● **Listing**:
┌────────

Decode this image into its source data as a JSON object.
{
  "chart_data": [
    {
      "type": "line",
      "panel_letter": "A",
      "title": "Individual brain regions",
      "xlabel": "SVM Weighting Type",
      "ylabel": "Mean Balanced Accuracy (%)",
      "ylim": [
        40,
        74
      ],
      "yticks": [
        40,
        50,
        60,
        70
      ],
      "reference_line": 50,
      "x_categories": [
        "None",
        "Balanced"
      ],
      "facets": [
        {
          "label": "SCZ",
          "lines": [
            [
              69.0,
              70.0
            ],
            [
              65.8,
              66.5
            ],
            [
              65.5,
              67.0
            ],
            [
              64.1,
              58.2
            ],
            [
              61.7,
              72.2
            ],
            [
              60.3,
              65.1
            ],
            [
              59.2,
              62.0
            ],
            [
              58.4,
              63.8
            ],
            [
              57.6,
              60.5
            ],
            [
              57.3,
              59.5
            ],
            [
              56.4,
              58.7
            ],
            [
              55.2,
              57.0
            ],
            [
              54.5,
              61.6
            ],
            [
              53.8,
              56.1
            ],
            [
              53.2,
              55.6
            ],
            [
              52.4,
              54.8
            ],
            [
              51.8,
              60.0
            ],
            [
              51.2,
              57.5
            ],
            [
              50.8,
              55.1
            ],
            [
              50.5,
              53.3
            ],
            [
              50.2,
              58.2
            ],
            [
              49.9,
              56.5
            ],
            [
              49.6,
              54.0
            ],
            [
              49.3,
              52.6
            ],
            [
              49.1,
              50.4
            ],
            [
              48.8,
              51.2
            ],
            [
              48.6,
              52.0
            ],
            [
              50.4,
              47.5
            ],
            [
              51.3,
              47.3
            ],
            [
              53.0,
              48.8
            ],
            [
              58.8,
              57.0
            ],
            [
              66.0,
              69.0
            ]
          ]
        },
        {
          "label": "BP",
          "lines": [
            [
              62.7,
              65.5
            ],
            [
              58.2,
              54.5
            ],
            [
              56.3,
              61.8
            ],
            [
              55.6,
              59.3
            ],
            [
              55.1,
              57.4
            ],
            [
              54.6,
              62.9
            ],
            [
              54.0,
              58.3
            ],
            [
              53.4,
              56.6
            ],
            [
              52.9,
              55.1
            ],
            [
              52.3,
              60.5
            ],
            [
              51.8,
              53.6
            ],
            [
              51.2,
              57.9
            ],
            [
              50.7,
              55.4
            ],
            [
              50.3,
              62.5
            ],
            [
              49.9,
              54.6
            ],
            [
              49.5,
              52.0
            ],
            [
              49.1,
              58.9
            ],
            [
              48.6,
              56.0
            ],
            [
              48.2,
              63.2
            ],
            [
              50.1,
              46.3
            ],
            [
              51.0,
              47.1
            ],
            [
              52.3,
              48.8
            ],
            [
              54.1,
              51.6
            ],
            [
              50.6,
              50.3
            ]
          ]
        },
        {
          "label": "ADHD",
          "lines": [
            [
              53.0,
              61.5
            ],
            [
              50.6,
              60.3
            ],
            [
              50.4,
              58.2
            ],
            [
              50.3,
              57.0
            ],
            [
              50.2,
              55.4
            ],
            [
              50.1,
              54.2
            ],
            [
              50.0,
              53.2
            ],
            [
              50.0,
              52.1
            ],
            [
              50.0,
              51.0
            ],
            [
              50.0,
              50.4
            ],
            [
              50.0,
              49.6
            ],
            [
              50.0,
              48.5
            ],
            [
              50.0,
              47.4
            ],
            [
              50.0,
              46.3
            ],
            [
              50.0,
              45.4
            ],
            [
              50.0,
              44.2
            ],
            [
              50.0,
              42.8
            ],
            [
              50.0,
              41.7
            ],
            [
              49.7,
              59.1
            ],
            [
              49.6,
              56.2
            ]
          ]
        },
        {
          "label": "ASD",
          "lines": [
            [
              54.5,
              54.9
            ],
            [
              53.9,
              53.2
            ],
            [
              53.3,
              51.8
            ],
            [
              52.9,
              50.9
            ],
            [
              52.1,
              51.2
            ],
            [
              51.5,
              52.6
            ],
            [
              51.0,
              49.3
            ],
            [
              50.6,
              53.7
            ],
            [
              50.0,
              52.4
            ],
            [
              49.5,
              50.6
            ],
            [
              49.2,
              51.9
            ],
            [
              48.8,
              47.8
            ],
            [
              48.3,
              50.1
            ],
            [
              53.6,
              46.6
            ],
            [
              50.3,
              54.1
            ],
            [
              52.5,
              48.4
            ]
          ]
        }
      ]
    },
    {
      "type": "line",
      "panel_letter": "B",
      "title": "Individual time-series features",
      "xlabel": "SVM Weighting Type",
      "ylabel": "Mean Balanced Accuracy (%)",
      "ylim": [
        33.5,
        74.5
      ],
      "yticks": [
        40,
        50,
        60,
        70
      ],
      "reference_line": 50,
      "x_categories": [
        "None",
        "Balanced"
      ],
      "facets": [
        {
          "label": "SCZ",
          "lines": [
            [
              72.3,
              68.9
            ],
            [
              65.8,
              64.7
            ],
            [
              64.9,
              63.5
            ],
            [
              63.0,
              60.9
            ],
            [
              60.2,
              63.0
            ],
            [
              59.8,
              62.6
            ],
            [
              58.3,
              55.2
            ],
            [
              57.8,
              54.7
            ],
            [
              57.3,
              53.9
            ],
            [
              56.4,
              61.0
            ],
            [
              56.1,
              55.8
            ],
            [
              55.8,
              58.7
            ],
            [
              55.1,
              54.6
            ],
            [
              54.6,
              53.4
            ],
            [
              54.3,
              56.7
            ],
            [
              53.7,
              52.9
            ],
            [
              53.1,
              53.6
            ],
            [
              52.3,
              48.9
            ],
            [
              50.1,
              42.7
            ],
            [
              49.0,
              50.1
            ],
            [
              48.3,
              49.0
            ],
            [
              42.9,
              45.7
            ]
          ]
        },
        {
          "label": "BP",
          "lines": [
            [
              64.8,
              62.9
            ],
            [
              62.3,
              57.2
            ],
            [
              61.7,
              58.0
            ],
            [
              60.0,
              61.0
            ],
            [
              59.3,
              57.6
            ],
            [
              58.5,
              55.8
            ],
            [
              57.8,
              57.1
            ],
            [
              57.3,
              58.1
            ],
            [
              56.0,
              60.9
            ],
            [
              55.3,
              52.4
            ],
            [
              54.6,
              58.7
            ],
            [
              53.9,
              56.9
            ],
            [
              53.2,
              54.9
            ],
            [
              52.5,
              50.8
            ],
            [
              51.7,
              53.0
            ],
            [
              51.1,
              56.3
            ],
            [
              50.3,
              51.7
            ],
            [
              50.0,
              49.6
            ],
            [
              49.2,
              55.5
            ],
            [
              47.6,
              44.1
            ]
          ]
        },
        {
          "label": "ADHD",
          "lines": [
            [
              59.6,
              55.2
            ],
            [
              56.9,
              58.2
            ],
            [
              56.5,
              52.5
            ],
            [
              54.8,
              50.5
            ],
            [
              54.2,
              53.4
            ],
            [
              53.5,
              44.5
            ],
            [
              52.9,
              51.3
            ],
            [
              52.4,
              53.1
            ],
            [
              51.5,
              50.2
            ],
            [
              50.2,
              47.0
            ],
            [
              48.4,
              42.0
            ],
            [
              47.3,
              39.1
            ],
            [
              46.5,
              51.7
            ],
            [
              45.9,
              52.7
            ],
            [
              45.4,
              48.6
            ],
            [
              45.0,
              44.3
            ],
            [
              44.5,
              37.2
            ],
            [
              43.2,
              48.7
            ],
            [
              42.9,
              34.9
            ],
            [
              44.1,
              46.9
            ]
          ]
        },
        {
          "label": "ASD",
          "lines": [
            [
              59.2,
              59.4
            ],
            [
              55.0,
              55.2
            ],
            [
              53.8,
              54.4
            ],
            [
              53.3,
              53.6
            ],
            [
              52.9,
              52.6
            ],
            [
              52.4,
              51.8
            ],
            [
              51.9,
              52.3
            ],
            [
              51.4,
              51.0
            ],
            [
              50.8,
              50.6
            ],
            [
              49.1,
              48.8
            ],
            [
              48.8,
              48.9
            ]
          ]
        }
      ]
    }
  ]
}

└────────

● **Task brief**: Copy each line of the data that contains the word "title".

● **Response below**:
      "title": "Individual brain regions",
      "title": "Individual time-series features",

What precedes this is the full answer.